◆ **Passage given**:
How do you know which row it is?

To find this, we have to look on the website itself. Right-click the mouse and select “view page source”. This brings up something that looks like this:

Code

Don’t panic.

Use Ctrl and F and search for “complaints”, which is the bit we want.

More code

You’ll see it says “row-33”, with the actual number we want just after the bit that says “column-2”.

It’s the same for the other data we want at row 34. We’ll change that number when we copy the formula into the adjoining cell (column D) of the spreadsheet.

indexformua

Copying it for all dates

You could easily spend just as long as you would filling the spreadsheet manually if you were to copy the URL for every date into column A.

Every date has the same basic start to the URL, namely http://heathrowoperationaldata.com/

We can copy the dates from the drop down list on the right hand side.

We do that and put them into cell B.

dates

Then back in Cell A, we start off with an = and paste the start of the URL. We then use an & and put the number of the next cell, B2 in this case.

◆ **Dataset rows**:
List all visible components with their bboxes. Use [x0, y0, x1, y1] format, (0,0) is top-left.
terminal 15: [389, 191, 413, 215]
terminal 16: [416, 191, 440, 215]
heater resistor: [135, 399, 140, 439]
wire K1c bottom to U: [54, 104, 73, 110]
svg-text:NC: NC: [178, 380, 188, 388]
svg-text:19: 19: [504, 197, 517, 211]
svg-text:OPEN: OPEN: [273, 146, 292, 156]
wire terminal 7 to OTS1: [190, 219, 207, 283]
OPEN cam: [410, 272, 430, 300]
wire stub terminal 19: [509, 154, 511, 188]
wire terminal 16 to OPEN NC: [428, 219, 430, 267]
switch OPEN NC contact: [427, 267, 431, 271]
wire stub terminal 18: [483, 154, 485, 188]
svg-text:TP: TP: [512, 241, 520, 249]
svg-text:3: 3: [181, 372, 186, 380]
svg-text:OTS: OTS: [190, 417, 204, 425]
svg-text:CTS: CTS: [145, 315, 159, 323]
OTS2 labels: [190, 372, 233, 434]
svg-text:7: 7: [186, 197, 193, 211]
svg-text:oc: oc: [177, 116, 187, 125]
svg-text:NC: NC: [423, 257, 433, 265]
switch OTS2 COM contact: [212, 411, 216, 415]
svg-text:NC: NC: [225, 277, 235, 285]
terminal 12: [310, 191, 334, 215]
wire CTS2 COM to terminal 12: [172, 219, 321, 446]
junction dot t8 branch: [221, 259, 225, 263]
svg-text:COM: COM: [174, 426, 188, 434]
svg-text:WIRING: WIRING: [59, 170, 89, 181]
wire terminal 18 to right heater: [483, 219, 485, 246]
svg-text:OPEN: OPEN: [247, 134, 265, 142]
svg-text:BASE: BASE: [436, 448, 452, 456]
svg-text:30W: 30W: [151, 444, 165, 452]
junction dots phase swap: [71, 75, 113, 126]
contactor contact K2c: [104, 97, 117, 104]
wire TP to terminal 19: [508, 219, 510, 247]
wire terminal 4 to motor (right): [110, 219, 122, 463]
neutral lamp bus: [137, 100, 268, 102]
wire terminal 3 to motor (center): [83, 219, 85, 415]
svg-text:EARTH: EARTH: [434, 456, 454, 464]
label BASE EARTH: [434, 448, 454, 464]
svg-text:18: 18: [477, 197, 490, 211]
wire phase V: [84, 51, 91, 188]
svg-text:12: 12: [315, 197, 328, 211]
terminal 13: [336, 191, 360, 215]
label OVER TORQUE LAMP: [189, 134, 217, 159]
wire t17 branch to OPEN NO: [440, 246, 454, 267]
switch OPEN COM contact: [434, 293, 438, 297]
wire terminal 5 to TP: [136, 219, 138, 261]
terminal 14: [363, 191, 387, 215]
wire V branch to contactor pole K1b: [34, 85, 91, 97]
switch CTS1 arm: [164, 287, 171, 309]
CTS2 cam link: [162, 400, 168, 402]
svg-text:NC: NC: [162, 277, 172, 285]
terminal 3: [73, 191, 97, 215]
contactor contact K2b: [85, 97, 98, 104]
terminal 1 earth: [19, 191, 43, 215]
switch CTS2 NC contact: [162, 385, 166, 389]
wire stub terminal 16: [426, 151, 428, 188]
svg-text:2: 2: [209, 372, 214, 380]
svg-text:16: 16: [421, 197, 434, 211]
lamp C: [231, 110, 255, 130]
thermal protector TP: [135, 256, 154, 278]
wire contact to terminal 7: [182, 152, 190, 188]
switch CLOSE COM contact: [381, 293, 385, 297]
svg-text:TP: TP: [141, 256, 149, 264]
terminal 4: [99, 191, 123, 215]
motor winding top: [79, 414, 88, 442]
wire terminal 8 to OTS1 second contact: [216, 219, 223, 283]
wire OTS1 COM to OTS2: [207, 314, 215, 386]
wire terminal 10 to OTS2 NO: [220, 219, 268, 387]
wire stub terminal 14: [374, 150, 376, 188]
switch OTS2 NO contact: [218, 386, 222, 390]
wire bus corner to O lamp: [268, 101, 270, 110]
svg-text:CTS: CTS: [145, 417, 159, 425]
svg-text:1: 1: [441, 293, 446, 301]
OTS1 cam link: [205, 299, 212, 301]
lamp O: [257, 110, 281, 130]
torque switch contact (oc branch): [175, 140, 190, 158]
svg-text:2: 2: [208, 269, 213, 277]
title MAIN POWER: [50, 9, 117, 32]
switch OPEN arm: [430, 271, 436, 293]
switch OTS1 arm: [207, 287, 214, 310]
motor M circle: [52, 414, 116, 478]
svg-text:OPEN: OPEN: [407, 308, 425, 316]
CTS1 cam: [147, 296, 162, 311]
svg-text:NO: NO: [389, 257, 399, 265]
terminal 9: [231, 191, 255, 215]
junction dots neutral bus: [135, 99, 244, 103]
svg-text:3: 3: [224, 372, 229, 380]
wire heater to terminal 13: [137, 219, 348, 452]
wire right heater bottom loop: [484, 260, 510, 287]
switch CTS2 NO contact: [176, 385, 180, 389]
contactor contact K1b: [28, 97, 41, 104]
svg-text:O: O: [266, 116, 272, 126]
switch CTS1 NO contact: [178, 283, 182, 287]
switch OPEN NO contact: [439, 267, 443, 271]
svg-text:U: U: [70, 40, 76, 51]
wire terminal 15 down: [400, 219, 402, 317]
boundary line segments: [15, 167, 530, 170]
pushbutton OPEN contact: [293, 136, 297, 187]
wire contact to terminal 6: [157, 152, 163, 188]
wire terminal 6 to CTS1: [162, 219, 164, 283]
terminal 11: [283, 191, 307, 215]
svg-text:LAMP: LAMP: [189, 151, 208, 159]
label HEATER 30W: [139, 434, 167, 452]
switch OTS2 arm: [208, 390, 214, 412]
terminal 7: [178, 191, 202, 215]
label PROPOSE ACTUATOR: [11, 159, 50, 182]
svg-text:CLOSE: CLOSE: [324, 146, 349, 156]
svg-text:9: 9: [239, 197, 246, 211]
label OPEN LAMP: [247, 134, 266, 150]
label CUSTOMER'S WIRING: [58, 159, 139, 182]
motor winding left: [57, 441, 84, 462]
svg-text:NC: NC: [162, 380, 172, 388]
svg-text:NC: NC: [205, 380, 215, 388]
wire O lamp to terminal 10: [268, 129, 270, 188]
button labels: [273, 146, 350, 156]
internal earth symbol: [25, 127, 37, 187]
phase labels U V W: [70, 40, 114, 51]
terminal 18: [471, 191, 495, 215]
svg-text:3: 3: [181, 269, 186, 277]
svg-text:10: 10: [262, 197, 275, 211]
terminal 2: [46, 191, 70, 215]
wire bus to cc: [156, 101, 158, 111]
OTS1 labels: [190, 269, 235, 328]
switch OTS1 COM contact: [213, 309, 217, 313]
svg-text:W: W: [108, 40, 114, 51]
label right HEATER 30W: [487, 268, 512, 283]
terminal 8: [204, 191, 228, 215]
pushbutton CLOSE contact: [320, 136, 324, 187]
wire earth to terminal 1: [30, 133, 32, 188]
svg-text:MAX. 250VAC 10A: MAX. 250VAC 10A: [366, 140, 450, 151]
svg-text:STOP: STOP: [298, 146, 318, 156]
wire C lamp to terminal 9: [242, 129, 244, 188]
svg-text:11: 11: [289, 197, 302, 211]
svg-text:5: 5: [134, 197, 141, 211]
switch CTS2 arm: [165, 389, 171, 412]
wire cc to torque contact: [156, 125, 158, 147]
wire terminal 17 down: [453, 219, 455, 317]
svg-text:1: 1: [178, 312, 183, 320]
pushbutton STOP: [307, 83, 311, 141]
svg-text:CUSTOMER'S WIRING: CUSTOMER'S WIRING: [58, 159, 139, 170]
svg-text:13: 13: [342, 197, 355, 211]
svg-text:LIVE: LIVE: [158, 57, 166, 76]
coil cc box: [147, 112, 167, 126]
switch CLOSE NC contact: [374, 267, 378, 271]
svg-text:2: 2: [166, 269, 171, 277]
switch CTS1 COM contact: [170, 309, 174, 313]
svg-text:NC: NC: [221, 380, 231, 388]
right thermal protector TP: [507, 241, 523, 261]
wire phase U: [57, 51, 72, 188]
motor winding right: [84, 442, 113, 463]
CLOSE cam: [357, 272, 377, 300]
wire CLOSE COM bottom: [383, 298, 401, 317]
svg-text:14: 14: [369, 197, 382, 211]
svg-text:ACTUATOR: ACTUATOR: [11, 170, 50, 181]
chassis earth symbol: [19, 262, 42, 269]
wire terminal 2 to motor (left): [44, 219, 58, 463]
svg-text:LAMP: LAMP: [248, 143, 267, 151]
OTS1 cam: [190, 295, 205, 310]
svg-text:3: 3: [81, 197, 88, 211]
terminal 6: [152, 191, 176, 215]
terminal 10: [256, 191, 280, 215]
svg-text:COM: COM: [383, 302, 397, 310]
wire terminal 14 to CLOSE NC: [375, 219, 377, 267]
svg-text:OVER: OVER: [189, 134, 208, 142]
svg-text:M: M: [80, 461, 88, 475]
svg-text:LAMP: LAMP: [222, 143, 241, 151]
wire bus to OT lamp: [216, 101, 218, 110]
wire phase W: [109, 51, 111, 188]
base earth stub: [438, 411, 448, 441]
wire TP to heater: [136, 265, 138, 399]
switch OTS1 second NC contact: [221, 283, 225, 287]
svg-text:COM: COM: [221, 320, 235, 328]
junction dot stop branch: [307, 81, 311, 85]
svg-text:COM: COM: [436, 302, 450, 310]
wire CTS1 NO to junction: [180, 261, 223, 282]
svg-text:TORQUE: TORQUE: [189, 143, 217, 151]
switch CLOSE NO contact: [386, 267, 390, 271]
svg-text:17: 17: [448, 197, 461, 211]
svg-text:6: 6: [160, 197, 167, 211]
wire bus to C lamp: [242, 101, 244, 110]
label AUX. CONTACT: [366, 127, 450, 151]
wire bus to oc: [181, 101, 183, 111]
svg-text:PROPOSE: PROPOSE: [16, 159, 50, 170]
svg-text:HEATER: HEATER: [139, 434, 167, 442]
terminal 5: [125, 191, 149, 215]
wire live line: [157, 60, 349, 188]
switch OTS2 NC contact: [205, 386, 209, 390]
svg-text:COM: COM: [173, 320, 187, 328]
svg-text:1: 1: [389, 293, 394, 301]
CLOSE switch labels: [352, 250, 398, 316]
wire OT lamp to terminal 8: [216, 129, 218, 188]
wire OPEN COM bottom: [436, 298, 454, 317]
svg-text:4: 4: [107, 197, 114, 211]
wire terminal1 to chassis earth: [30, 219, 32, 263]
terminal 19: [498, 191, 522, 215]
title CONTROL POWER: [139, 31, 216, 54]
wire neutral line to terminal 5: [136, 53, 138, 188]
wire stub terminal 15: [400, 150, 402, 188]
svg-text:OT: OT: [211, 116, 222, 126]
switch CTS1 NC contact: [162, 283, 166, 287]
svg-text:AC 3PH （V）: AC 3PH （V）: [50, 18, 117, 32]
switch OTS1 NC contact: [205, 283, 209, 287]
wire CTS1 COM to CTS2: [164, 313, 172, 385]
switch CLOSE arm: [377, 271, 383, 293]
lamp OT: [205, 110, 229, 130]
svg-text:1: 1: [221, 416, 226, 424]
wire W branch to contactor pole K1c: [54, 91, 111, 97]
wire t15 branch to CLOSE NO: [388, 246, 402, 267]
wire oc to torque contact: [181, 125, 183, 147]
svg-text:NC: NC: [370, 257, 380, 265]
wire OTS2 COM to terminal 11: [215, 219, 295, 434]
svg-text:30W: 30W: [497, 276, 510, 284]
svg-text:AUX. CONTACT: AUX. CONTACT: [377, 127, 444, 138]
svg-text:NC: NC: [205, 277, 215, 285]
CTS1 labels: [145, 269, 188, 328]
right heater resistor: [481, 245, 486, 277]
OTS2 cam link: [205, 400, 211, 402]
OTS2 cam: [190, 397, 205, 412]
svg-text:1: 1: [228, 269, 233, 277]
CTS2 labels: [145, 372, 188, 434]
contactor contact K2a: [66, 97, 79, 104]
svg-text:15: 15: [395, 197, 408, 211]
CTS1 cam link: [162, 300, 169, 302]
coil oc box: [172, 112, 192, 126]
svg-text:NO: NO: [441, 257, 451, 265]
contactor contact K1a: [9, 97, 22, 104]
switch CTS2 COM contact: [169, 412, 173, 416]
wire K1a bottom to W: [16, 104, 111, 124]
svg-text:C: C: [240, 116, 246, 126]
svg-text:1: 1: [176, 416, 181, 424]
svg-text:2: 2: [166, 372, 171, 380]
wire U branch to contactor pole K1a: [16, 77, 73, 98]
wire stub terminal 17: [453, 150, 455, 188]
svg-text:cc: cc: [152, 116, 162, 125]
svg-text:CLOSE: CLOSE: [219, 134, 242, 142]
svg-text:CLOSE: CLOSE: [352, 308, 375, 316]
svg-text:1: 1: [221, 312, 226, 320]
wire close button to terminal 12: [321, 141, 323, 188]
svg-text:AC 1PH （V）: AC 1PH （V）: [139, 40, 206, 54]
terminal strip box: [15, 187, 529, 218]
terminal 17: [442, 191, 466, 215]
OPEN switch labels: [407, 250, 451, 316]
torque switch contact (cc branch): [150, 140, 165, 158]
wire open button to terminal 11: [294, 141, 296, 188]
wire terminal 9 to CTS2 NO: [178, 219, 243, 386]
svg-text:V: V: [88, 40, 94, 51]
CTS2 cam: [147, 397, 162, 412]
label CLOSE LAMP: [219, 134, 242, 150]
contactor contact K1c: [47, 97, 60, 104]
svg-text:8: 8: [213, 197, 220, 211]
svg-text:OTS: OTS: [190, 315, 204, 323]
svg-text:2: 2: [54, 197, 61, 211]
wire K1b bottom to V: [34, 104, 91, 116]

◆ **Required actions**:
1. Reproduce everything from "You could easily" down to "right hand side." in the Heathrow spreadsheet walkthrough, without changes.
2. Pick up the Heathrow spreadsheet walkthrough after its last sentence and keep writing it.

◆ **Results by task**:
1.
You could easily spend just as long as you would filling the spreadsheet manually if you were to copy the URL for every date into column A.

Every date has the same basic start to the URL, namely http://heathrowoperationaldata.com/

We can copy the dates from the drop down list on the right hand side.

2.
What this is telling it to do is append the date onto the rest of the URL, thus creating a clickable link.

link

But you’ll notice we have spaces between each of the day, month and year. We need them to have dashes (-) instead otherwise the URL won’t work.

dashes

You can then copy down the formula in Column A so a URL is created for each individual date.

Once that’s done, our scraper should spring to life and start populating the sheet.

“Should” being the operative word.

Good practice note

Remember, there’s no substitute for thoroughly checking your facts.

A scraper allows you to pull in information that is all stored in the same format.

But it’s up to you to make sure that what you are relying on is accurate.

And that’s just as applicable in writing and publishing news stories as it is in giving an impromptu demonstration about something you only managed to do successfully yourself once.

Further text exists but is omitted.